EXERCISE BRIEF: Reproduce all of the following data exactly as it appears, line by line, with no alterations.

==== EXCERPTED RECORDS

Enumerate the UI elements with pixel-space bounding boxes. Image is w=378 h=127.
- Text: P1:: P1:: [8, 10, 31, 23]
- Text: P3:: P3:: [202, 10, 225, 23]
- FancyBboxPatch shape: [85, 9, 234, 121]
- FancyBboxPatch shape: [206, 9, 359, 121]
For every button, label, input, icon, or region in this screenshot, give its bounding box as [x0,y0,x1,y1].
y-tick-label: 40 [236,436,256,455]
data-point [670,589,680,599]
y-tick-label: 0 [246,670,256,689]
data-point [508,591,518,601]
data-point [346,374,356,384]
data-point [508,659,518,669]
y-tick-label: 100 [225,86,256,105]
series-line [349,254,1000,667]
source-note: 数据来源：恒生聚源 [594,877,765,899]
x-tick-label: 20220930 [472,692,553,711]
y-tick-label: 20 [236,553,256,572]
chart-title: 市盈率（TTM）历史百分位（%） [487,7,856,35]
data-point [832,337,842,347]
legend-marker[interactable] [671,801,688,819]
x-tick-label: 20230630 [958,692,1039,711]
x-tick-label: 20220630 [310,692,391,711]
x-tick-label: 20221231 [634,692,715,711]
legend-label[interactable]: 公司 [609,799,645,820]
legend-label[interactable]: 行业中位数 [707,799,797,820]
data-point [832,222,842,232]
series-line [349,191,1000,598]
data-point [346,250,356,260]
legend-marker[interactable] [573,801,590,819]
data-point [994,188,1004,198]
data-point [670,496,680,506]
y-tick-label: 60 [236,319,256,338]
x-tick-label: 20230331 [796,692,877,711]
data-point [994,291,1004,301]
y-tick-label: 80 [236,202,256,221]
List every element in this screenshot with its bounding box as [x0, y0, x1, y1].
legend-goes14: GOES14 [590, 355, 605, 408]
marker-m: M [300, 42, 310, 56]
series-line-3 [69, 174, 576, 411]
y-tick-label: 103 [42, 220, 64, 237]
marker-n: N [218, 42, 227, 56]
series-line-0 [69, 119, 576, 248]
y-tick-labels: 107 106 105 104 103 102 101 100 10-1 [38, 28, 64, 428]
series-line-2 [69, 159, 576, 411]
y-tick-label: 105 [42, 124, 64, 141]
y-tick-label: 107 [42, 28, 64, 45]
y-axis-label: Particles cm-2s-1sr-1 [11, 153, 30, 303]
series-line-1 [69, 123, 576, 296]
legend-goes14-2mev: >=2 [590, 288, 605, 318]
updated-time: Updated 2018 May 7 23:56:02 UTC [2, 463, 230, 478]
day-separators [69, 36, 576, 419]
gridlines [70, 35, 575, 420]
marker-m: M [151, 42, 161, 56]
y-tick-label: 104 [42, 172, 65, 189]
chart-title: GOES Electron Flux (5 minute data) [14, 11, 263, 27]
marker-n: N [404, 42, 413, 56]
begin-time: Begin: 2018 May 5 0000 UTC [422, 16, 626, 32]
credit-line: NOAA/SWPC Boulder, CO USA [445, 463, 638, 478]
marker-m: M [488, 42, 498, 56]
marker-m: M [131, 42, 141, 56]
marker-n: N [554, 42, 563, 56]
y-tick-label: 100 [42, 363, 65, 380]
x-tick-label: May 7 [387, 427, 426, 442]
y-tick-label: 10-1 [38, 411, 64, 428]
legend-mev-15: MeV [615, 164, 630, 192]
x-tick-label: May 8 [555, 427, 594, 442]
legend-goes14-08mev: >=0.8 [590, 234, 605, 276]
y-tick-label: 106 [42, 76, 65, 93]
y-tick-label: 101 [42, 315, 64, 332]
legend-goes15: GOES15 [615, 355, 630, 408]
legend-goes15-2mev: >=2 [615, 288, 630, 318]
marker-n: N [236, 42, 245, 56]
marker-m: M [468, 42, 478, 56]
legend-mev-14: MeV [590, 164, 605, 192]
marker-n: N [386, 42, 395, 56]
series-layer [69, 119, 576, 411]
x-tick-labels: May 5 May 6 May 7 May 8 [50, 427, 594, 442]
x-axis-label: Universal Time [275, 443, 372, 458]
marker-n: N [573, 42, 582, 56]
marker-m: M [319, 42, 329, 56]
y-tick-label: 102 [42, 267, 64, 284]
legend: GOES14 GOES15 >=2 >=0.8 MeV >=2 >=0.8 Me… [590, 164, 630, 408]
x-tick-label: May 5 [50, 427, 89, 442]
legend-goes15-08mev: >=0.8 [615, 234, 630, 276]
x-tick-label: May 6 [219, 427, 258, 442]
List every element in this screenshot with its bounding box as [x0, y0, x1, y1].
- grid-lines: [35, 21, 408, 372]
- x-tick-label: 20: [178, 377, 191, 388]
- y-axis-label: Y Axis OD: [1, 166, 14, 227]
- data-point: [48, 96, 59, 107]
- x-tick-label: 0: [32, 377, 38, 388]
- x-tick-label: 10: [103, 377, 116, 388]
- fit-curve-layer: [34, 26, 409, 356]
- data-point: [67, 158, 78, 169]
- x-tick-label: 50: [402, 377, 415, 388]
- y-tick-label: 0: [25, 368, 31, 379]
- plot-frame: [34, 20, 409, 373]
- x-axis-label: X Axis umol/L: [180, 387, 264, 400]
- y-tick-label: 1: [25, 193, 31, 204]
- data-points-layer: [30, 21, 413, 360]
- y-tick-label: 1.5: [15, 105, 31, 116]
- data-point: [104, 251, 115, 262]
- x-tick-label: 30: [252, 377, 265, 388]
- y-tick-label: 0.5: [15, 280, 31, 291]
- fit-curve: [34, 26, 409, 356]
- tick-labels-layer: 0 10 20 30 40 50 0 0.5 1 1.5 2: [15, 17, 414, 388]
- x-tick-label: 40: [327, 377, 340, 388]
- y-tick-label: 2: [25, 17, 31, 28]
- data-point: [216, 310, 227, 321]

========

EXERCISE ANSWER:
Enumerate the UI elements with pixel-space bounding boxes. Image is w=378 h=127.
- Text: P1:: P1:: [8, 10, 31, 23]
- Text: P3:: P3:: [202, 10, 225, 23]
- FancyBboxPatch shape: [85, 9, 234, 121]
- FancyBboxPatch shape: [206, 9, 359, 121]
For every button, label, input, icon, or region in this screenshot, give its bounding box as [x0,y0,x1,y1].
y-tick-label: 40 [236,436,256,455]
data-point [670,589,680,599]
y-tick-label: 0 [246,670,256,689]
data-point [508,591,518,601]
data-point [346,374,356,384]
data-point [508,659,518,669]
y-tick-label: 100 [225,86,256,105]
series-line [349,254,1000,667]
source-note: 数据来源：恒生聚源 [594,877,765,899]
x-tick-label: 20220930 [472,692,553,711]
y-tick-label: 20 [236,553,256,572]
chart-title: 市盈率（TTM）历史百分位（%） [487,7,856,35]
data-point [832,337,842,347]
legend-marker[interactable] [671,801,688,819]
x-tick-label: 20230630 [958,692,1039,711]
x-tick-label: 20220630 [310,692,391,711]
x-tick-label: 20221231 [634,692,715,711]
legend-label[interactable]: 公司 [609,799,645,820]
legend-label[interactable]: 行业中位数 [707,799,797,820]
data-point [832,222,842,232]
series-line [349,191,1000,598]
data-point [346,250,356,260]
legend-marker[interactable] [573,801,590,819]
data-point [994,188,1004,198]
data-point [670,496,680,506]
y-tick-label: 60 [236,319,256,338]
x-tick-label: 20230331 [796,692,877,711]
data-point [994,291,1004,301]
y-tick-label: 80 [236,202,256,221]
List every element in this screenshot with its bounding box as [x0, y0, x1, y1].
legend-goes14: GOES14 [590, 355, 605, 408]
marker-m: M [300, 42, 310, 56]
series-line-3 [69, 174, 576, 411]
y-tick-label: 103 [42, 220, 64, 237]
marker-n: N [218, 42, 227, 56]
series-line-0 [69, 119, 576, 248]
y-tick-labels: 107 106 105 104 103 102 101 100 10-1 [38, 28, 64, 428]
series-line-2 [69, 159, 576, 411]
y-tick-label: 105 [42, 124, 64, 141]
y-tick-label: 107 [42, 28, 64, 45]
y-axis-label: Particles cm-2s-1sr-1 [11, 153, 30, 303]
series-line-1 [69, 123, 576, 296]
legend-goes14-2mev: >=2 [590, 288, 605, 318]
updated-time: Updated 2018 May 7 23:56:02 UTC [2, 463, 230, 478]
day-separators [69, 36, 576, 419]
gridlines [70, 35, 575, 420]
marker-m: M [151, 42, 161, 56]
y-tick-label: 104 [42, 172, 65, 189]
chart-title: GOES Electron Flux (5 minute data) [14, 11, 263, 27]
marker-n: N [404, 42, 413, 56]
begin-time: Begin: 2018 May 5 0000 UTC [422, 16, 626, 32]
credit-line: NOAA/SWPC Boulder, CO USA [445, 463, 638, 478]
marker-m: M [488, 42, 498, 56]
marker-m: M [131, 42, 141, 56]
marker-n: N [554, 42, 563, 56]
y-tick-label: 100 [42, 363, 65, 380]
x-tick-label: May 7 [387, 427, 426, 442]
y-tick-label: 10-1 [38, 411, 64, 428]
legend-mev-15: MeV [615, 164, 630, 192]
x-tick-label: May 8 [555, 427, 594, 442]
legend-goes14-08mev: >=0.8 [590, 234, 605, 276]
y-tick-label: 106 [42, 76, 65, 93]
y-tick-label: 101 [42, 315, 64, 332]
legend-goes15: GOES15 [615, 355, 630, 408]
legend-goes15-2mev: >=2 [615, 288, 630, 318]
marker-n: N [236, 42, 245, 56]
marker-m: M [468, 42, 478, 56]
legend-mev-14: MeV [590, 164, 605, 192]
marker-n: N [386, 42, 395, 56]
series-layer [69, 119, 576, 411]
x-tick-labels: May 5 May 6 May 7 May 8 [50, 427, 594, 442]
x-axis-label: Universal Time [275, 443, 372, 458]
marker-n: N [573, 42, 582, 56]
marker-m: M [319, 42, 329, 56]
y-tick-label: 102 [42, 267, 64, 284]
legend: GOES14 GOES15 >=2 >=0.8 MeV >=2 >=0.8 Me… [590, 164, 630, 408]
x-tick-label: May 5 [50, 427, 89, 442]
legend-goes15-08mev: >=0.8 [615, 234, 630, 276]
x-tick-label: May 6 [219, 427, 258, 442]
List every element in this screenshot with its bounding box as [x0, y0, x1, y1].
- grid-lines: [35, 21, 408, 372]
- x-tick-label: 20: [178, 377, 191, 388]
- y-axis-label: Y Axis OD: [1, 166, 14, 227]
- data-point: [48, 96, 59, 107]
- x-tick-label: 0: [32, 377, 38, 388]
- x-tick-label: 10: [103, 377, 116, 388]
- fit-curve-layer: [34, 26, 409, 356]
- data-point: [67, 158, 78, 169]
- x-tick-label: 50: [402, 377, 415, 388]
- y-tick-label: 0: [25, 368, 31, 379]
- plot-frame: [34, 20, 409, 373]
- x-axis-label: X Axis umol/L: [180, 387, 264, 400]
- y-tick-label: 1: [25, 193, 31, 204]
- data-points-layer: [30, 21, 413, 360]
- y-tick-label: 1.5: [15, 105, 31, 116]
- data-point: [104, 251, 115, 262]
- x-tick-label: 30: [252, 377, 265, 388]
- y-tick-label: 0.5: [15, 280, 31, 291]
- fit-curve: [34, 26, 409, 356]
- tick-labels-layer: 0 10 20 30 40 50 0 0.5 1 1.5 2: [15, 17, 414, 388]
- x-tick-label: 40: [327, 377, 340, 388]
- y-tick-label: 2: [25, 17, 31, 28]
- data-point: [216, 310, 227, 321]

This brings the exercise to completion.